## Written exercise
Reproduce every one of the items below word for word, leaving out the pictures.

▬▬▬

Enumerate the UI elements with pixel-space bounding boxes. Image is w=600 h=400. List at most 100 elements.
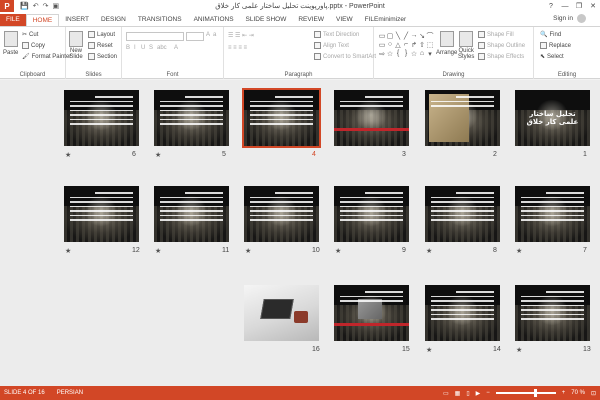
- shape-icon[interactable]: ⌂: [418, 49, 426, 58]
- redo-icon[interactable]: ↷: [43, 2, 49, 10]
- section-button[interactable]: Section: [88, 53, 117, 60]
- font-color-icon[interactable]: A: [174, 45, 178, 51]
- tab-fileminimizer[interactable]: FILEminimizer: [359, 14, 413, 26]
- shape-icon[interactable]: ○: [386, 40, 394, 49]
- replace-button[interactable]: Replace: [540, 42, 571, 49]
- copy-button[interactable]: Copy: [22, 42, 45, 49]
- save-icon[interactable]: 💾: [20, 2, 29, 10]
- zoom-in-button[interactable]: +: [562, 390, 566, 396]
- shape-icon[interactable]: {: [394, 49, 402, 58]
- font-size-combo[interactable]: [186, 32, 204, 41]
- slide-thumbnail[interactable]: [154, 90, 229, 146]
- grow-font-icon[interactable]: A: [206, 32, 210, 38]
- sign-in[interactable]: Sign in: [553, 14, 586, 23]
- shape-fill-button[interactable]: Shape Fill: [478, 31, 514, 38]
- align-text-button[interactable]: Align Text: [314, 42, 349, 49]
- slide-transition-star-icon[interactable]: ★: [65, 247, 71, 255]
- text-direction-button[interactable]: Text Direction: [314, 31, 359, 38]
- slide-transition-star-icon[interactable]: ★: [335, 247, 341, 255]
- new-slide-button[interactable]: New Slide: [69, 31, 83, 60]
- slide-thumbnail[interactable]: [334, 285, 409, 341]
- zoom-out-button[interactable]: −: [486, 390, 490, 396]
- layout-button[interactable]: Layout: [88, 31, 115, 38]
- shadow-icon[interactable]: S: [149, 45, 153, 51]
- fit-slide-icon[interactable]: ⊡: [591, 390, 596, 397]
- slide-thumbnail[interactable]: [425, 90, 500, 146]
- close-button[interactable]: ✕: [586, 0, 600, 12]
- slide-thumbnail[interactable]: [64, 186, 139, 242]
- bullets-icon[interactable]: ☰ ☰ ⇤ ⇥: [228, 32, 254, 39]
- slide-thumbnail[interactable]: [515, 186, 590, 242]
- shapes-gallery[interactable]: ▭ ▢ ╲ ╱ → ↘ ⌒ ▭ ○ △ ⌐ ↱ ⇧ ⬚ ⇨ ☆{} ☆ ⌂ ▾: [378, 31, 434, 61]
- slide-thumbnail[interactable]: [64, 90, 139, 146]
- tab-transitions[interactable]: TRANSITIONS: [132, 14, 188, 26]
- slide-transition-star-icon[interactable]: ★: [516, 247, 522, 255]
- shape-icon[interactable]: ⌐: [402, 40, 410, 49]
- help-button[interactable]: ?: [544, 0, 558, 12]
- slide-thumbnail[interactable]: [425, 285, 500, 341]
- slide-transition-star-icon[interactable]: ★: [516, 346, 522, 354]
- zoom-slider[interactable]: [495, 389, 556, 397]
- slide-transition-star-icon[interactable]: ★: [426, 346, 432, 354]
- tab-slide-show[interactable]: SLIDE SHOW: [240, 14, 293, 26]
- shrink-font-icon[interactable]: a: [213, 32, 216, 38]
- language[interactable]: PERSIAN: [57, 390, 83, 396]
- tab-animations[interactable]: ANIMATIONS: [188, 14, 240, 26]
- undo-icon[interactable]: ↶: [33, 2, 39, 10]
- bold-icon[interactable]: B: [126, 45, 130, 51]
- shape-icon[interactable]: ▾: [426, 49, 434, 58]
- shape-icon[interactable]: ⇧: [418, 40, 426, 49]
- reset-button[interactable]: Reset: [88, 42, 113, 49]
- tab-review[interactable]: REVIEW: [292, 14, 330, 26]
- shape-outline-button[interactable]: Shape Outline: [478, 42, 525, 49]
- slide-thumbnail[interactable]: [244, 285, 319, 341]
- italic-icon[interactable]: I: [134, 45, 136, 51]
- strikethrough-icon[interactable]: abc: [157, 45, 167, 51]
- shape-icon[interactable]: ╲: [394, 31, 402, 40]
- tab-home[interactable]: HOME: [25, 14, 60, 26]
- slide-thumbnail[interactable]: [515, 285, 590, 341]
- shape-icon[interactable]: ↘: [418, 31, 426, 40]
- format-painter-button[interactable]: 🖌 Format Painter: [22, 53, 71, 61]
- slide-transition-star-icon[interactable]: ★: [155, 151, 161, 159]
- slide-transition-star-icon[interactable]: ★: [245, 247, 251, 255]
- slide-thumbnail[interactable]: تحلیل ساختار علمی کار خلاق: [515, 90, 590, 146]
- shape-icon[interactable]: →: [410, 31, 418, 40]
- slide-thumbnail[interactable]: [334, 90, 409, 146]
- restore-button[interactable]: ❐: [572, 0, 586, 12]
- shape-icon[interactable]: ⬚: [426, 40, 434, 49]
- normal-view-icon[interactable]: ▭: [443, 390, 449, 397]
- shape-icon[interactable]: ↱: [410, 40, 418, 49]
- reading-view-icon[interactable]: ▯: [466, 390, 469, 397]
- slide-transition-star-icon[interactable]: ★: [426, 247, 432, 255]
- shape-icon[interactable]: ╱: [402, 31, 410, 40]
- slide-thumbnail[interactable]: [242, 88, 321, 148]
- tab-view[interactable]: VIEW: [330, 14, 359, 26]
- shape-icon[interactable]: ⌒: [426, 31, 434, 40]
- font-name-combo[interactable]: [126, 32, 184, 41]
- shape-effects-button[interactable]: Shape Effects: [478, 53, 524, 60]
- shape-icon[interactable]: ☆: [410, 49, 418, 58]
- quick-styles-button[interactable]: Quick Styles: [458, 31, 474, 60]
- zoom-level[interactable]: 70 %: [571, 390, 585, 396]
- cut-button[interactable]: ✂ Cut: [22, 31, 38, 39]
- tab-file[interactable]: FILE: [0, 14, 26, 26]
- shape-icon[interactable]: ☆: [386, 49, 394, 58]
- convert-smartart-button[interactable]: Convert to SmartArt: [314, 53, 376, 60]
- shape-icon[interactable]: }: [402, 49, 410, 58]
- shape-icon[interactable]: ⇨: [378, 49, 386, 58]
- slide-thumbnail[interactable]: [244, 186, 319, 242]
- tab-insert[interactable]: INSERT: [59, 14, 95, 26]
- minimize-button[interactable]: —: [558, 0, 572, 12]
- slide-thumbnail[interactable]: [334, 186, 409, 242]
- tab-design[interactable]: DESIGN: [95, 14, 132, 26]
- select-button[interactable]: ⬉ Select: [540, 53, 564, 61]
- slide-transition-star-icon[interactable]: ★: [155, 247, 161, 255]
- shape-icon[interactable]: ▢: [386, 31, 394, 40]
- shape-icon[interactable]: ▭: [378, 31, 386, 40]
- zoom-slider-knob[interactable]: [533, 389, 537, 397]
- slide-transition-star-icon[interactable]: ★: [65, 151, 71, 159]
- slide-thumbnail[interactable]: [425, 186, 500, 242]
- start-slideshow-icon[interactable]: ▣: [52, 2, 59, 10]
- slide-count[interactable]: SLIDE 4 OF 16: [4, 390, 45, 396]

▬▬▬

## Worked answer
Enumerate the UI elements with pixel-space bounding boxes. Image is w=600 h=400. List at most 100 elements.
- shape-icon[interactable]: ⌂: [418, 49, 426, 58]
- redo-icon[interactable]: ↷: [43, 2, 49, 10]
- section-button[interactable]: Section: [88, 53, 117, 60]
- font-color-icon[interactable]: A: [174, 45, 178, 51]
- tab-fileminimizer[interactable]: FILEminimizer: [359, 14, 413, 26]
- shape-icon[interactable]: ○: [386, 40, 394, 49]
- replace-button[interactable]: Replace: [540, 42, 571, 49]
- copy-button[interactable]: Copy: [22, 42, 45, 49]
- save-icon[interactable]: 💾: [20, 2, 29, 10]
- zoom-in-button[interactable]: +: [562, 390, 566, 396]
- shape-icon[interactable]: {: [394, 49, 402, 58]
- font-size-combo[interactable]: [186, 32, 204, 41]
- slide-thumbnail[interactable]: [154, 90, 229, 146]
- grow-font-icon[interactable]: A: [206, 32, 210, 38]
- sign-in[interactable]: Sign in: [553, 14, 586, 23]
- shape-fill-button[interactable]: Shape Fill: [478, 31, 514, 38]
- align-text-button[interactable]: Align Text: [314, 42, 349, 49]
- slide-transition-star-icon[interactable]: ★: [65, 247, 71, 255]
- text-direction-button[interactable]: Text Direction: [314, 31, 359, 38]
- slide-transition-star-icon[interactable]: ★: [335, 247, 341, 255]
- new-slide-button[interactable]: New Slide: [69, 31, 83, 60]
- slide-thumbnail[interactable]: [334, 285, 409, 341]
- zoom-out-button[interactable]: −: [486, 390, 490, 396]
- layout-button[interactable]: Layout: [88, 31, 115, 38]
- shadow-icon[interactable]: S: [149, 45, 153, 51]
- fit-slide-icon[interactable]: ⊡: [591, 390, 596, 397]
- slide-thumbnail[interactable]: [425, 90, 500, 146]
- close-button[interactable]: ✕: [586, 0, 600, 12]
- slide-thumbnail[interactable]: [64, 186, 139, 242]
- bullets-icon[interactable]: ☰ ☰ ⇤ ⇥: [228, 32, 254, 39]
- slide-thumbnail[interactable]: [515, 186, 590, 242]
- shapes-gallery[interactable]: ▭ ▢ ╲ ╱ → ↘ ⌒ ▭ ○ △ ⌐ ↱ ⇧ ⬚ ⇨ ☆{} ☆ ⌂ ▾: [378, 31, 434, 61]
- slide-thumbnail[interactable]: [64, 90, 139, 146]
- tab-transitions[interactable]: TRANSITIONS: [132, 14, 188, 26]
- slide-transition-star-icon[interactable]: ★: [516, 247, 522, 255]
- shape-icon[interactable]: ⌐: [402, 40, 410, 49]
- help-button[interactable]: ?: [544, 0, 558, 12]
- slide-thumbnail[interactable]: [425, 285, 500, 341]
- slide-transition-star-icon[interactable]: ★: [516, 346, 522, 354]
- zoom-slider[interactable]: [495, 389, 556, 397]
- slide-transition-star-icon[interactable]: ★: [426, 346, 432, 354]
- tab-slide-show[interactable]: SLIDE SHOW: [240, 14, 293, 26]
- shrink-font-icon[interactable]: a: [213, 32, 216, 38]
- language[interactable]: PERSIAN: [57, 390, 83, 396]
- tab-animations[interactable]: ANIMATIONS: [188, 14, 240, 26]
- undo-icon[interactable]: ↶: [33, 2, 39, 10]
- bold-icon[interactable]: B: [126, 45, 130, 51]
- shape-icon[interactable]: ▾: [426, 49, 434, 58]
- shape-icon[interactable]: ⇧: [418, 40, 426, 49]
- reset-button[interactable]: Reset: [88, 42, 113, 49]
- tab-review[interactable]: REVIEW: [292, 14, 330, 26]
- shape-outline-button[interactable]: Shape Outline: [478, 42, 525, 49]
- slide-thumbnail[interactable]: [244, 285, 319, 341]
- italic-icon[interactable]: I: [134, 45, 136, 51]
- strikethrough-icon[interactable]: abc: [157, 45, 167, 51]
- shape-icon[interactable]: ╲: [394, 31, 402, 40]
- tab-home[interactable]: HOME: [25, 14, 60, 26]
- slide-thumbnail[interactable]: [515, 285, 590, 341]
- shape-icon[interactable]: ↘: [418, 31, 426, 40]
- format-painter-button[interactable]: 🖌 Format Painter: [22, 53, 71, 61]
- slide-transition-star-icon[interactable]: ★: [155, 151, 161, 159]
- slide-transition-star-icon[interactable]: ★: [245, 247, 251, 255]
- slide-thumbnail[interactable]: تحلیل ساختار علمی کار خلاق: [515, 90, 590, 146]
- shape-icon[interactable]: →: [410, 31, 418, 40]
- slide-thumbnail[interactable]: [334, 90, 409, 146]
- restore-button[interactable]: ❐: [572, 0, 586, 12]
- shape-icon[interactable]: ⬚: [426, 40, 434, 49]
- normal-view-icon[interactable]: ▭: [443, 390, 449, 397]
- shape-icon[interactable]: ↱: [410, 40, 418, 49]
- reading-view-icon[interactable]: ▯: [466, 390, 469, 397]
- slide-transition-star-icon[interactable]: ★: [426, 247, 432, 255]
- shape-icon[interactable]: ╱: [402, 31, 410, 40]
- slide-thumbnail[interactable]: [242, 88, 321, 148]
- tab-view[interactable]: VIEW: [330, 14, 359, 26]
- shape-icon[interactable]: ⌒: [426, 31, 434, 40]
- font-name-combo[interactable]: [126, 32, 184, 41]
- shape-effects-button[interactable]: Shape Effects: [478, 53, 524, 60]
- shape-icon[interactable]: ☆: [410, 49, 418, 58]
- quick-styles-button[interactable]: Quick Styles: [458, 31, 474, 60]
- zoom-level[interactable]: 70 %: [571, 390, 585, 396]
- cut-button[interactable]: ✂ Cut: [22, 31, 38, 39]
- tab-file[interactable]: FILE: [0, 14, 26, 26]
- shape-icon[interactable]: ☆: [386, 49, 394, 58]
- convert-smartart-button[interactable]: Convert to SmartArt: [314, 53, 376, 60]
- shape-icon[interactable]: }: [402, 49, 410, 58]
- shape-icon[interactable]: ⇨: [378, 49, 386, 58]
- slide-thumbnail[interactable]: [244, 186, 319, 242]
- tab-insert[interactable]: INSERT: [59, 14, 95, 26]
- minimize-button[interactable]: —: [558, 0, 572, 12]
- slide-thumbnail[interactable]: [334, 186, 409, 242]
- tab-design[interactable]: DESIGN: [95, 14, 132, 26]
- select-button[interactable]: ⬉ Select: [540, 53, 564, 61]
- slide-transition-star-icon[interactable]: ★: [155, 247, 161, 255]
- shape-icon[interactable]: ▢: [386, 31, 394, 40]
- shape-icon[interactable]: ▭: [378, 31, 386, 40]
- zoom-slider-knob[interactable]: [533, 389, 537, 397]
- slide-transition-star-icon[interactable]: ★: [65, 151, 71, 159]
- slide-thumbnail[interactable]: [425, 186, 500, 242]
- start-slideshow-icon[interactable]: ▣: [52, 2, 59, 10]
- slide-count[interactable]: SLIDE 4 OF 16: [4, 390, 45, 396]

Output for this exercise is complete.